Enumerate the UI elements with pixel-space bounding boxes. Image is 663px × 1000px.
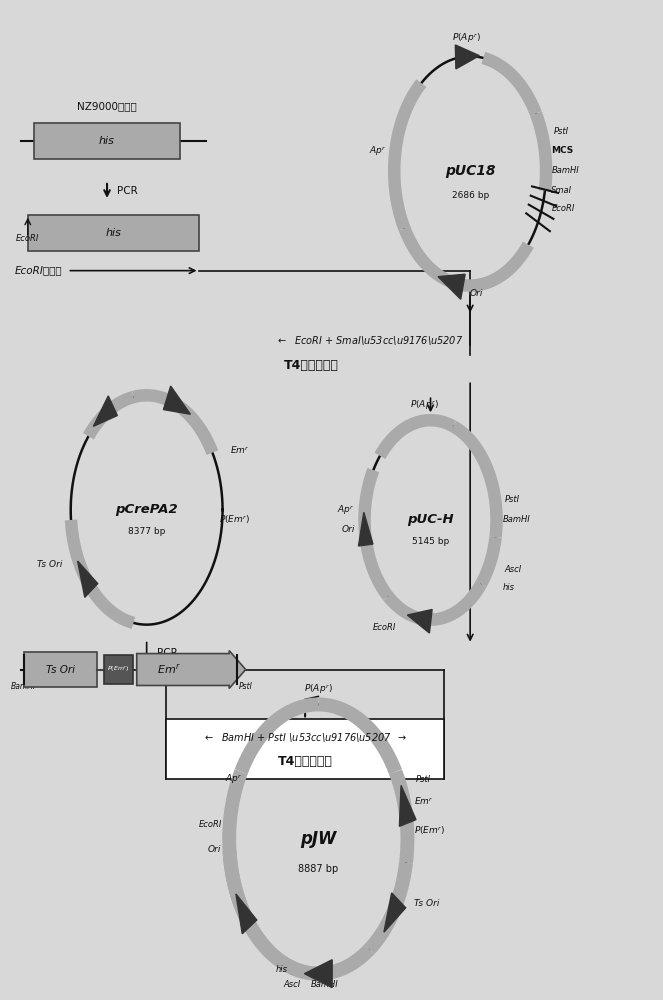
- Text: PstI: PstI: [505, 495, 520, 504]
- Text: Ori: Ori: [470, 289, 483, 298]
- Text: Ori: Ori: [341, 525, 355, 534]
- FancyBboxPatch shape: [166, 719, 444, 779]
- Text: $P(Ap^r)$: $P(Ap^r)$: [452, 31, 481, 45]
- Text: EcoRI: EcoRI: [552, 204, 575, 213]
- FancyBboxPatch shape: [103, 655, 133, 684]
- Text: BamHI: BamHI: [552, 166, 579, 175]
- FancyBboxPatch shape: [25, 652, 97, 687]
- Text: Ori: Ori: [208, 845, 221, 854]
- Text: 8377 bp: 8377 bp: [128, 527, 165, 536]
- Polygon shape: [399, 785, 416, 826]
- Polygon shape: [304, 960, 332, 988]
- Text: 2686 bp: 2686 bp: [452, 191, 489, 200]
- FancyBboxPatch shape: [34, 123, 180, 159]
- Polygon shape: [164, 386, 190, 414]
- Text: PCR: PCR: [156, 648, 177, 658]
- Text: PCR: PCR: [117, 186, 138, 196]
- Text: AscI: AscI: [283, 980, 300, 989]
- Text: EcoRI: EcoRI: [16, 234, 40, 243]
- Text: pUC-H: pUC-H: [407, 513, 454, 526]
- Text: his: his: [503, 583, 515, 592]
- Text: $P(Em^r)$: $P(Em^r)$: [414, 825, 446, 837]
- Text: $\leftarrow$  BamHI + PstI \u53cc\u9176\u5207  $\rightarrow$: $\leftarrow$ BamHI + PstI \u53cc\u9176\u…: [203, 731, 407, 744]
- Text: Ts Ori: Ts Ori: [46, 665, 76, 675]
- Text: NZ9000基因组: NZ9000基因组: [77, 101, 137, 111]
- Text: $Em^r$: $Em^r$: [231, 444, 251, 456]
- Text: SmaI: SmaI: [552, 186, 572, 195]
- Text: $P(Em^r)$: $P(Em^r)$: [219, 514, 251, 526]
- Text: his: his: [99, 136, 115, 146]
- Text: $Em^r$: $Em^r$: [414, 795, 434, 807]
- Text: $Em^r$: $Em^r$: [157, 663, 181, 676]
- Text: pCrePA2: pCrePA2: [115, 503, 178, 516]
- Polygon shape: [384, 893, 406, 932]
- Text: $P(Em^r)$: $P(Em^r)$: [107, 665, 130, 674]
- Text: $Ap^r$: $Ap^r$: [369, 144, 387, 158]
- FancyArrow shape: [137, 651, 246, 688]
- Text: $P(Ap^r)$: $P(Ap^r)$: [304, 682, 333, 696]
- Polygon shape: [438, 274, 465, 299]
- Text: T4连接酶连接: T4连接酶连接: [284, 359, 339, 372]
- Text: pJW: pJW: [300, 830, 337, 848]
- Text: BamHI: BamHI: [311, 980, 339, 989]
- FancyBboxPatch shape: [28, 215, 200, 251]
- Text: EcoRI单酶切: EcoRI单酶切: [15, 266, 62, 276]
- Polygon shape: [407, 609, 432, 633]
- Polygon shape: [236, 894, 257, 934]
- Polygon shape: [78, 561, 97, 597]
- Text: AscI: AscI: [505, 565, 522, 574]
- Polygon shape: [455, 45, 479, 69]
- Text: PstI: PstI: [239, 682, 253, 691]
- Polygon shape: [359, 512, 373, 546]
- Text: pUC18: pUC18: [445, 164, 495, 178]
- Text: his: his: [276, 965, 288, 974]
- Text: MCS: MCS: [552, 146, 573, 155]
- Text: EcoRI: EcoRI: [373, 623, 396, 632]
- Text: EcoRI: EcoRI: [199, 820, 223, 829]
- Text: $Ap^r$: $Ap^r$: [225, 772, 243, 786]
- Text: PstI: PstI: [415, 775, 430, 784]
- Text: his: his: [105, 228, 121, 238]
- Text: Ts Ori: Ts Ori: [37, 560, 63, 569]
- Text: T4连接酶连接: T4连接酶连接: [278, 755, 333, 768]
- Text: 5145 bp: 5145 bp: [412, 537, 449, 546]
- Polygon shape: [93, 396, 117, 426]
- Text: $P(Ap^r)$: $P(Ap^r)$: [410, 398, 438, 412]
- Text: $Ap^r$: $Ap^r$: [337, 503, 355, 517]
- Text: BamHI: BamHI: [11, 682, 36, 691]
- Text: $\leftarrow$  EcoRI + SmaI\u53cc\u9176\u5207: $\leftarrow$ EcoRI + SmaI\u53cc\u9176\u5…: [276, 334, 463, 347]
- Text: 8887 bp: 8887 bp: [298, 864, 338, 874]
- Text: Ts Ori: Ts Ori: [414, 899, 440, 908]
- Text: BamHI: BamHI: [503, 515, 531, 524]
- Text: PstI: PstI: [554, 127, 569, 136]
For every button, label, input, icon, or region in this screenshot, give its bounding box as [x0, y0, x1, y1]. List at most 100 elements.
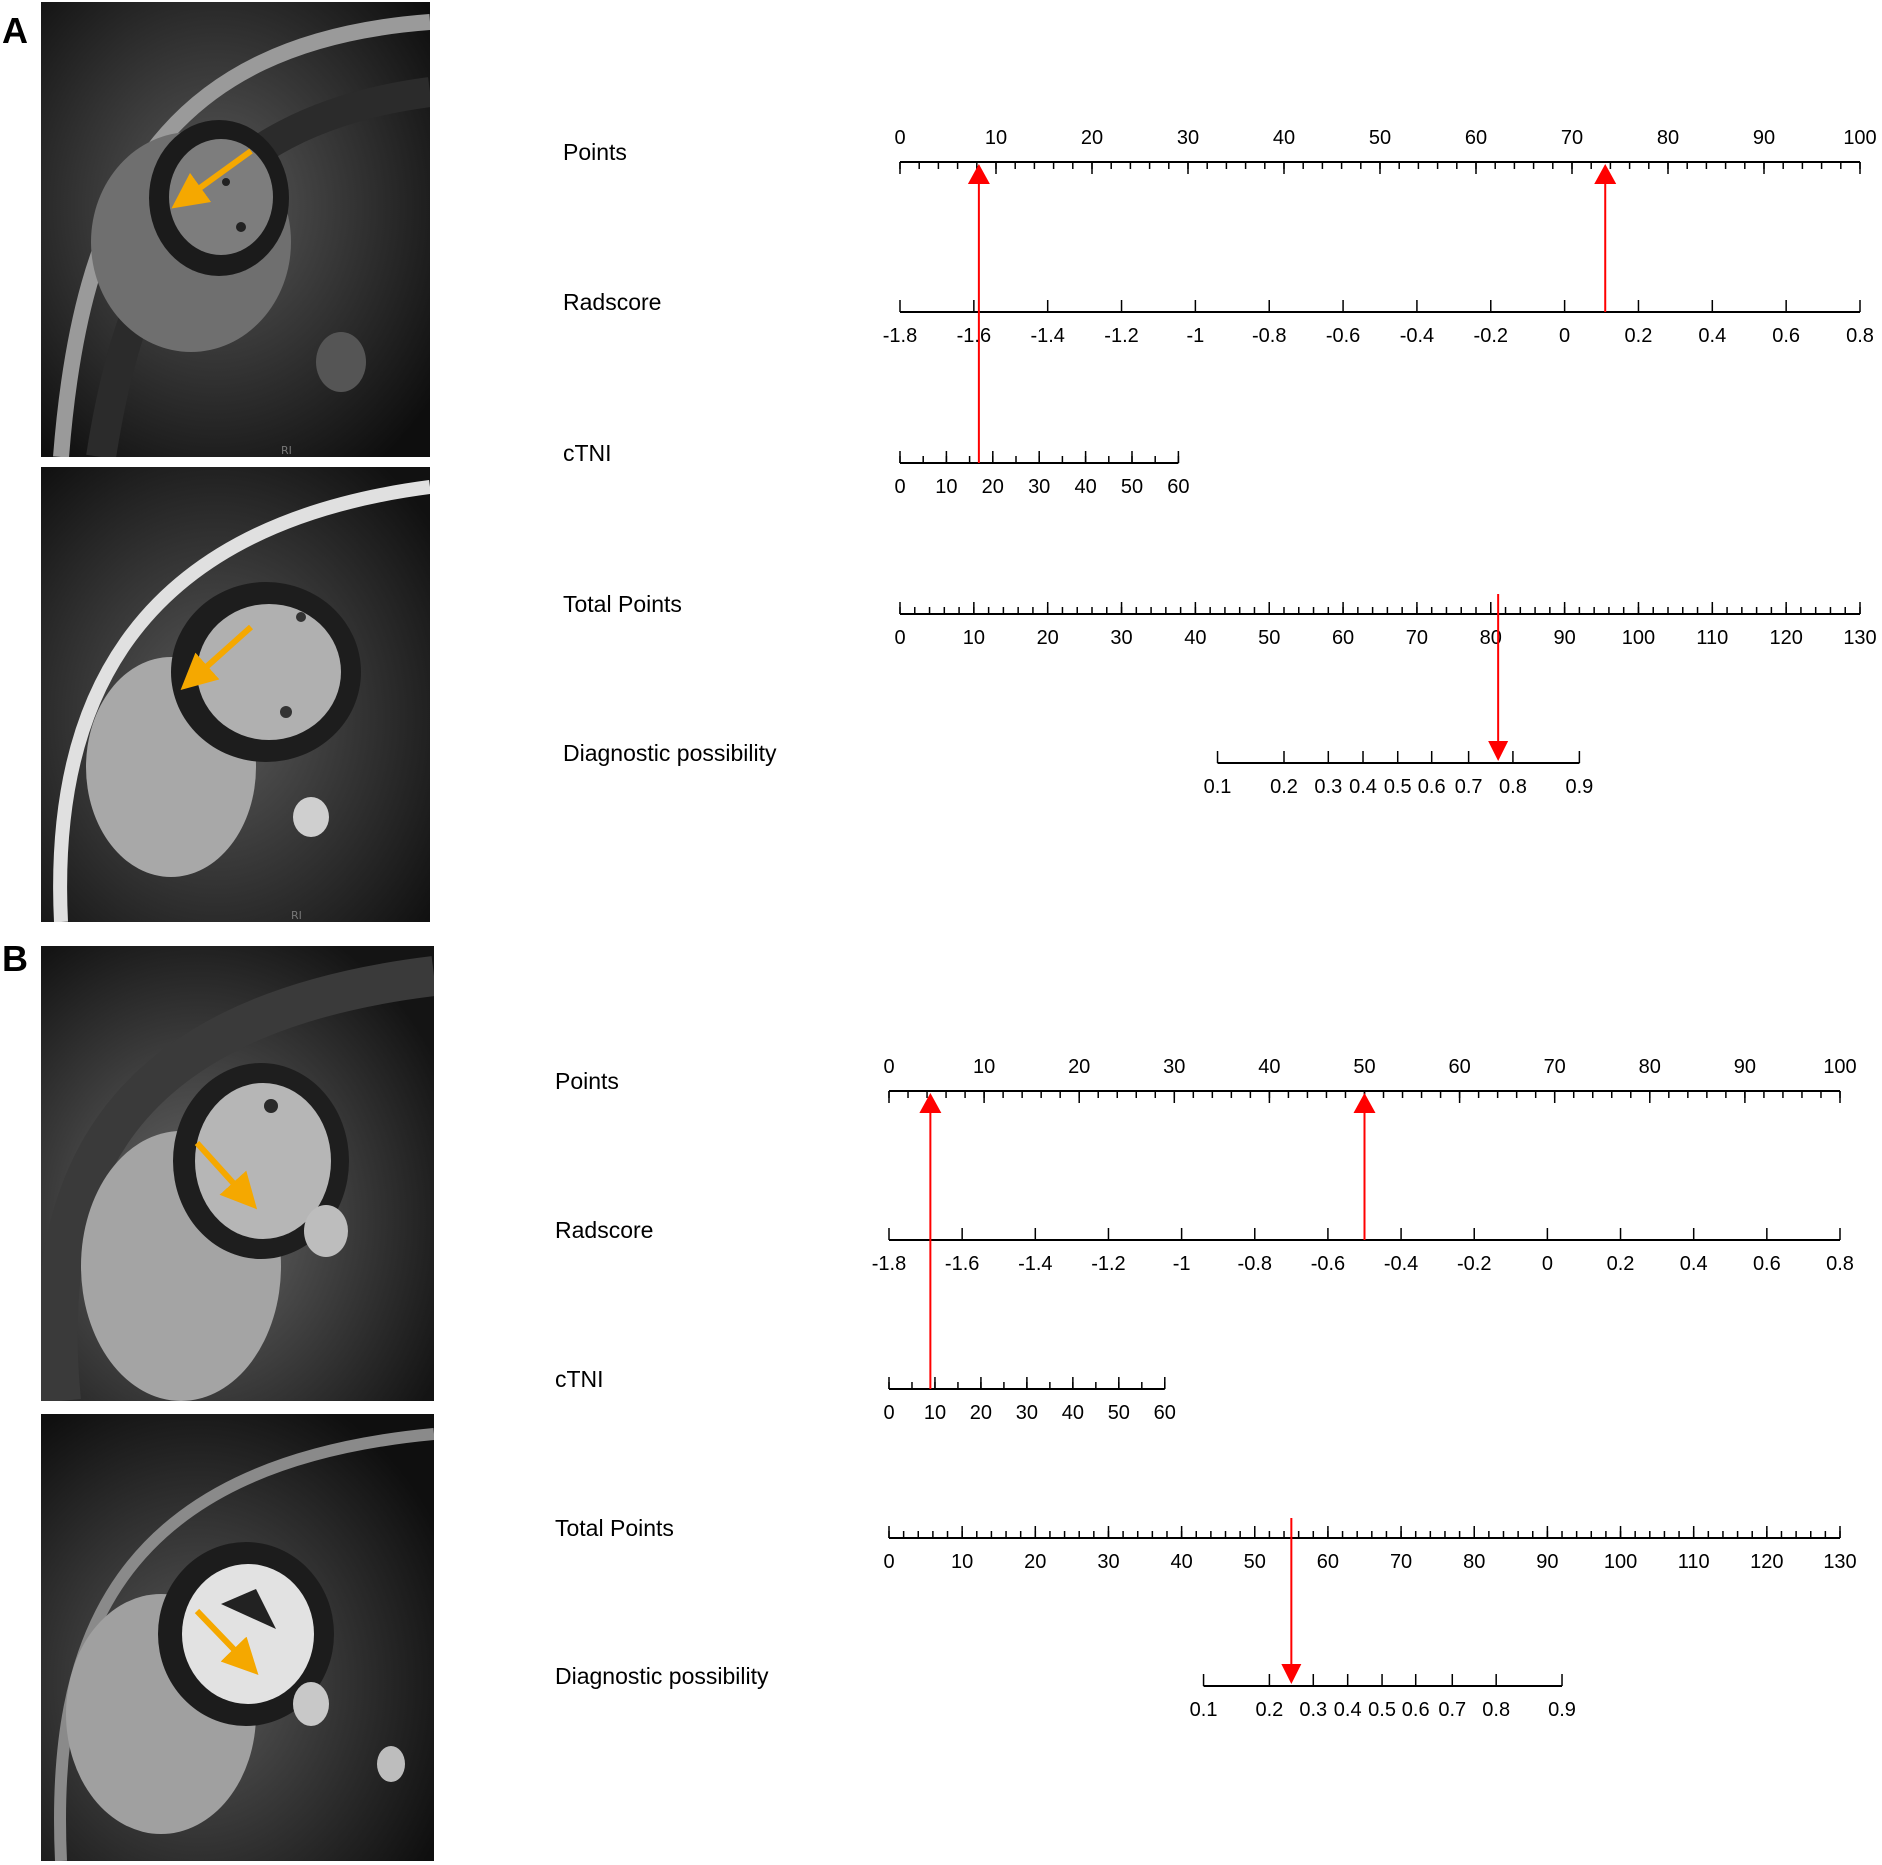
tick-label: 70	[1561, 127, 1583, 149]
tick-label: 40	[1184, 627, 1206, 649]
tick-label: 20	[1081, 127, 1103, 149]
tick-label: -1.6	[945, 1253, 979, 1275]
tick-label: 30	[1028, 476, 1050, 498]
tick-label: -0.8	[1238, 1253, 1272, 1275]
tick-label: -1	[1186, 325, 1204, 347]
tick-label: 10	[951, 1551, 973, 1573]
tick-label: 100	[1622, 627, 1655, 649]
axis-title-points: Points	[563, 139, 627, 165]
tick-label: 10	[924, 1402, 946, 1424]
tick-label: 0.9	[1565, 776, 1593, 798]
tick-label: 0.4	[1698, 325, 1726, 347]
tick-label: -1.8	[883, 325, 917, 347]
ctni-marker-arrowhead	[919, 1093, 942, 1113]
tick-label: 0	[894, 127, 905, 149]
mri-image-a-bottom: RI	[41, 467, 430, 922]
tick-label: -0.4	[1400, 325, 1434, 347]
arrow-icon	[194, 1140, 258, 1210]
axis-title-total-points: Total Points	[563, 591, 682, 617]
tick-label: 30	[1016, 1402, 1038, 1424]
nomogram-a: Points 0 10 20 30 40 50 60 70 80 90 100 Radscore -1.8…	[0, 0, 1882, 930]
tick-label: 120	[1750, 1551, 1783, 1573]
tick-label: 100	[1843, 127, 1876, 149]
tick-label: 60	[1332, 627, 1354, 649]
tick-label: 0.8	[1482, 1699, 1510, 1721]
tick-label: 0.5	[1368, 1699, 1396, 1721]
tick-label: 0.2	[1607, 1253, 1635, 1275]
tick-label: 120	[1769, 627, 1802, 649]
tick-label: 0	[894, 476, 905, 498]
tick-label: 0.7	[1438, 1699, 1466, 1721]
tick-label: 10	[963, 627, 985, 649]
arrow-icon	[194, 1608, 259, 1675]
tick-label: 60	[1465, 127, 1487, 149]
tick-label: 0.8	[1826, 1253, 1854, 1275]
tick-label: 90	[1753, 127, 1775, 149]
tick-label: 20	[1024, 1551, 1046, 1573]
tick-label: 0.3	[1314, 776, 1342, 798]
axis-title-ctni: cTNI	[563, 440, 612, 466]
tick-label: 110	[1696, 627, 1728, 649]
tick-label: 0.3	[1299, 1699, 1327, 1721]
tick-label: 90	[1553, 627, 1575, 649]
arrow-icon	[180, 624, 254, 691]
tick-label: 70	[1406, 627, 1428, 649]
tick-label: 0.1	[1190, 1699, 1218, 1721]
tick-label: 20	[1037, 627, 1059, 649]
radscore-marker-arrowhead	[1594, 164, 1617, 184]
tick-label: -0.4	[1384, 1253, 1418, 1275]
tick-label: 60	[1167, 476, 1189, 498]
tick-label: 0	[1542, 1253, 1553, 1275]
tick-label: 0	[894, 627, 905, 649]
tick-label: 10	[935, 476, 957, 498]
tick-label: 90	[1734, 1056, 1756, 1078]
tick-label: 0.4	[1334, 1699, 1362, 1721]
tick-label: 20	[982, 476, 1004, 498]
tick-label: 0.2	[1270, 776, 1298, 798]
axis-title-total-points: Total Points	[555, 1515, 674, 1541]
tick-label: 0.6	[1753, 1253, 1781, 1275]
tick-label: -0.2	[1474, 325, 1508, 347]
tick-label: 0	[1559, 325, 1570, 347]
tick-label: 50	[1108, 1402, 1130, 1424]
tick-label: 130	[1843, 627, 1876, 649]
tick-label: 0.8	[1499, 776, 1527, 798]
panel-a-letter: A	[2, 10, 28, 51]
tick-label: 70	[1390, 1551, 1412, 1573]
tick-label: 10	[973, 1056, 995, 1078]
tick-label: 80	[1480, 627, 1502, 649]
tick-label: 30	[1163, 1056, 1185, 1078]
tick-label: 0.6	[1402, 1699, 1430, 1721]
tick-label: -1.8	[872, 1253, 906, 1275]
tick-label: 20	[1068, 1056, 1090, 1078]
tick-label: 40	[1170, 1551, 1192, 1573]
tick-label: 60	[1448, 1056, 1470, 1078]
tick-label: 50	[1121, 476, 1143, 498]
tick-label: 30	[1177, 127, 1199, 149]
radscore-marker-arrowhead	[1353, 1093, 1376, 1113]
tick-label: 60	[1317, 1551, 1339, 1573]
axis-title-points: Points	[555, 1068, 619, 1094]
tick-label: 60	[1154, 1402, 1176, 1424]
tick-label: 10	[985, 127, 1007, 149]
tick-label: 0.2	[1255, 1699, 1283, 1721]
svg-text:RI: RI	[291, 909, 302, 922]
panel-b-letter: B	[2, 938, 28, 979]
tick-label: -1.4	[1030, 325, 1064, 347]
tick-label: -1	[1173, 1253, 1191, 1275]
tick-label: 0.8	[1846, 325, 1874, 347]
arrow-icon	[171, 148, 253, 209]
tick-label: 0.4	[1349, 776, 1377, 798]
tick-label: 80	[1639, 1056, 1661, 1078]
tick-label: 0.9	[1548, 1699, 1576, 1721]
tick-label: 50	[1369, 127, 1391, 149]
tick-label: -0.6	[1326, 325, 1360, 347]
tick-label: -1.2	[1104, 325, 1138, 347]
tick-label: -0.8	[1252, 325, 1286, 347]
tick-label: 0.5	[1384, 776, 1412, 798]
tick-label: 80	[1463, 1551, 1485, 1573]
axis-title-diagnostic-possibility: Diagnostic possibility	[563, 740, 777, 766]
ctni-marker-arrowhead	[967, 164, 990, 184]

= = = =

=== Task objective ===
Retype everything from the line containing "- Text: PstI: PstI: [505, 495, 520, 504]" down to the line containing "- Text: AscI: AscI: [505, 565, 522, 574]" in the listing above, both included, with every character unchanged.

=== Right answer ===
- Text: PstI: PstI: [505, 495, 520, 504]
- Text: Ori: Ori: [470, 289, 483, 298]
- Text: Ori: Ori: [341, 525, 355, 534]
- FancyBboxPatch shape: [166, 719, 444, 779]
- Text: $P(Ap^r)$: $P(Ap^r)$: [452, 31, 481, 45]
- Text: EcoRI: EcoRI: [552, 204, 575, 213]
- FancyBboxPatch shape: [103, 655, 133, 684]
- Text: BamHI: BamHI: [552, 166, 579, 175]
- FancyBboxPatch shape: [25, 652, 97, 687]
- Text: Ori: Ori: [208, 845, 221, 854]
- Text: 8377 bp: 8377 bp: [128, 527, 165, 536]
- Polygon shape: [399, 785, 416, 826]
- Polygon shape: [304, 960, 332, 988]
- Text: 2686 bp: 2686 bp: [452, 191, 489, 200]
- FancyBboxPatch shape: [34, 123, 180, 159]
- Polygon shape: [164, 386, 190, 414]
- Text: PCR: PCR: [156, 648, 177, 658]
- Text: PCR: PCR: [117, 186, 138, 196]
- Text: AscI: AscI: [283, 980, 300, 989]
- Text: EcoRI: EcoRI: [16, 234, 40, 243]
- Text: pUC-H: pUC-H: [407, 513, 454, 526]
- Text: his: his: [503, 583, 515, 592]
- Text: $P(Em^r)$: $P(Em^r)$: [414, 825, 446, 837]
- Text: $\leftarrow$  BamHI + PstI \u53cc\u9176\u5207  $\rightarrow$: $\leftarrow$ BamHI + PstI \u53cc\u9176\u…: [203, 731, 407, 744]
- Text: Ts Ori: Ts Ori: [46, 665, 76, 675]
- Text: NZ9000基因组: NZ9000基因组: [77, 101, 137, 111]
- Text: $Em^r$: $Em^r$: [231, 444, 251, 456]
- Text: SmaI: SmaI: [552, 186, 572, 195]
- Text: $P(Em^r)$: $P(Em^r)$: [219, 514, 251, 526]
- Text: his: his: [99, 136, 115, 146]
- Text: $Em^r$: $Em^r$: [414, 795, 434, 807]
- Text: $Em^r$: $Em^r$: [157, 663, 181, 676]
- Text: pCrePA2: pCrePA2: [115, 503, 178, 516]
- Polygon shape: [384, 893, 406, 932]
- Text: $P(Em^r)$: $P(Em^r)$: [107, 665, 130, 674]
- Text: $Ap^r$: $Ap^r$: [369, 144, 387, 158]
- FancyArrow shape: [137, 651, 246, 688]
- Text: $P(Ap^r)$: $P(Ap^r)$: [304, 682, 333, 696]
- Polygon shape: [438, 274, 465, 299]
- Text: T4连接酶连接: T4连接酶连接: [284, 359, 339, 372]
- Text: pJW: pJW: [300, 830, 337, 848]
- Text: BamHI: BamHI: [311, 980, 339, 989]
- FancyBboxPatch shape: [28, 215, 200, 251]
- Text: EcoRI单酶切: EcoRI单酶切: [15, 266, 62, 276]
- Polygon shape: [407, 609, 432, 633]
- Polygon shape: [236, 894, 257, 934]
- Polygon shape: [78, 561, 97, 597]
- Text: AscI: AscI: [505, 565, 522, 574]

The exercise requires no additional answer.